* BEGIN Given entries *

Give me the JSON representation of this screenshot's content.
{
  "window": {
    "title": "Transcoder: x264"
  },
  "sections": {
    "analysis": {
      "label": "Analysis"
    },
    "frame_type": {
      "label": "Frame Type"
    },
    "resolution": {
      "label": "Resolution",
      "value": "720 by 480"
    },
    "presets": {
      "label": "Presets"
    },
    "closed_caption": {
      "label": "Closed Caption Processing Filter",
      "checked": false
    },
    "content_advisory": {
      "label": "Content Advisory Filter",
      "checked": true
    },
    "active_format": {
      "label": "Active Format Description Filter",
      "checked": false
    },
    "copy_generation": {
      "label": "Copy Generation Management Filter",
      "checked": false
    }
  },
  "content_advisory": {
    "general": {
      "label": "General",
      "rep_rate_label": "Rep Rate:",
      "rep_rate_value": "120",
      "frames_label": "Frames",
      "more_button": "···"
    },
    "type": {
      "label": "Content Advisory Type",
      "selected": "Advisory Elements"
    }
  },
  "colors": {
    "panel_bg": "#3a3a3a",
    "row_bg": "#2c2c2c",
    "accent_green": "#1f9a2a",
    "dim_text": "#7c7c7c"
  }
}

* END Given entries *

> **Task to carry out**:
Repeat all of the records above exactly as they appear.

> **The answer**:
Give me the JSON representation of this screenshot's content.
{
  "window": {
    "title": "Transcoder: x264"
  },
  "sections": {
    "analysis": {
      "label": "Analysis"
    },
    "frame_type": {
      "label": "Frame Type"
    },
    "resolution": {
      "label": "Resolution",
      "value": "720 by 480"
    },
    "presets": {
      "label": "Presets"
    },
    "closed_caption": {
      "label": "Closed Caption Processing Filter",
      "checked": false
    },
    "content_advisory": {
      "label": "Content Advisory Filter",
      "checked": true
    },
    "active_format": {
      "label": "Active Format Description Filter",
      "checked": false
    },
    "copy_generation": {
      "label": "Copy Generation Management Filter",
      "checked": false
    }
  },
  "content_advisory": {
    "general": {
      "label": "General",
      "rep_rate_label": "Rep Rate:",
      "rep_rate_value": "120",
      "frames_label": "Frames",
      "more_button": "···"
    },
    "type": {
      "label": "Content Advisory Type",
      "selected": "Advisory Elements"
    }
  },
  "colors": {
    "panel_bg": "#3a3a3a",
    "row_bg": "#2c2c2c",
    "accent_green": "#1f9a2a",
    "dim_text": "#7c7c7c"
  }
}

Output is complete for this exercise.